═════ RECORDS SHOWN

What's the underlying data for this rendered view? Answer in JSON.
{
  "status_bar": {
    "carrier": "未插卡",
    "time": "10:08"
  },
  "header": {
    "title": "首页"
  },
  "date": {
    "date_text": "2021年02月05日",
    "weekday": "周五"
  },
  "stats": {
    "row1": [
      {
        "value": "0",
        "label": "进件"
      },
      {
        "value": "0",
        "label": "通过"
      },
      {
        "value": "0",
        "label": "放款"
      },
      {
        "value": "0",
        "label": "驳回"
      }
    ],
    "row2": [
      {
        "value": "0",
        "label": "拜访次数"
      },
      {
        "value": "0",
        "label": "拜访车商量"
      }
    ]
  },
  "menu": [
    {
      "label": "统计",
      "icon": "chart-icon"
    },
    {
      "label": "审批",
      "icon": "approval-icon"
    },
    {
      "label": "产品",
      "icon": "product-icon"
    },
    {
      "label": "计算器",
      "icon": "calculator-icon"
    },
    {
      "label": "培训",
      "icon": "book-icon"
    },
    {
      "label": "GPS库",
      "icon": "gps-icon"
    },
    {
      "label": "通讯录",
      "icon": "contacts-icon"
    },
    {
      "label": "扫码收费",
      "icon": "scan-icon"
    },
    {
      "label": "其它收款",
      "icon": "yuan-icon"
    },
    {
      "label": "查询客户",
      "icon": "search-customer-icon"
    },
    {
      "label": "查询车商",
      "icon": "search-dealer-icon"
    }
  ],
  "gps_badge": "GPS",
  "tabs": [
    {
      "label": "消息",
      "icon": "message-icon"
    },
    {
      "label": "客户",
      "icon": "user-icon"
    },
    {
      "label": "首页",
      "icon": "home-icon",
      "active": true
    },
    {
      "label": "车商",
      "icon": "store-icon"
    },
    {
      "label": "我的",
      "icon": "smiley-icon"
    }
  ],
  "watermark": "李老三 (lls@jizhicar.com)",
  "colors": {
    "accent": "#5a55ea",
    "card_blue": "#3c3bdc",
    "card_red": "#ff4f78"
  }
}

══════════

**BRIEF**
Repeat the records above exactly.

**RESPONSE TO THIS EXERCISE**
What's the underlying data for this rendered view? Answer in JSON.
{
  "status_bar": {
    "carrier": "未插卡",
    "time": "10:08"
  },
  "header": {
    "title": "首页"
  },
  "date": {
    "date_text": "2021年02月05日",
    "weekday": "周五"
  },
  "stats": {
    "row1": [
      {
        "value": "0",
        "label": "进件"
      },
      {
        "value": "0",
        "label": "通过"
      },
      {
        "value": "0",
        "label": "放款"
      },
      {
        "value": "0",
        "label": "驳回"
      }
    ],
    "row2": [
      {
        "value": "0",
        "label": "拜访次数"
      },
      {
        "value": "0",
        "label": "拜访车商量"
      }
    ]
  },
  "menu": [
    {
      "label": "统计",
      "icon": "chart-icon"
    },
    {
      "label": "审批",
      "icon": "approval-icon"
    },
    {
      "label": "产品",
      "icon": "product-icon"
    },
    {
      "label": "计算器",
      "icon": "calculator-icon"
    },
    {
      "label": "培训",
      "icon": "book-icon"
    },
    {
      "label": "GPS库",
      "icon": "gps-icon"
    },
    {
      "label": "通讯录",
      "icon": "contacts-icon"
    },
    {
      "label": "扫码收费",
      "icon": "scan-icon"
    },
    {
      "label": "其它收款",
      "icon": "yuan-icon"
    },
    {
      "label": "查询客户",
      "icon": "search-customer-icon"
    },
    {
      "label": "查询车商",
      "icon": "search-dealer-icon"
    }
  ],
  "gps_badge": "GPS",
  "tabs": [
    {
      "label": "消息",
      "icon": "message-icon"
    },
    {
      "label": "客户",
      "icon": "user-icon"
    },
    {
      "label": "首页",
      "icon": "home-icon",
      "active": true
    },
    {
      "label": "车商",
      "icon": "store-icon"
    },
    {
      "label": "我的",
      "icon": "smiley-icon"
    }
  ],
  "watermark": "李老三 (lls@jizhicar.com)",
  "colors": {
    "accent": "#5a55ea",
    "card_blue": "#3c3bdc",
    "card_red": "#ff4f78"
  }
}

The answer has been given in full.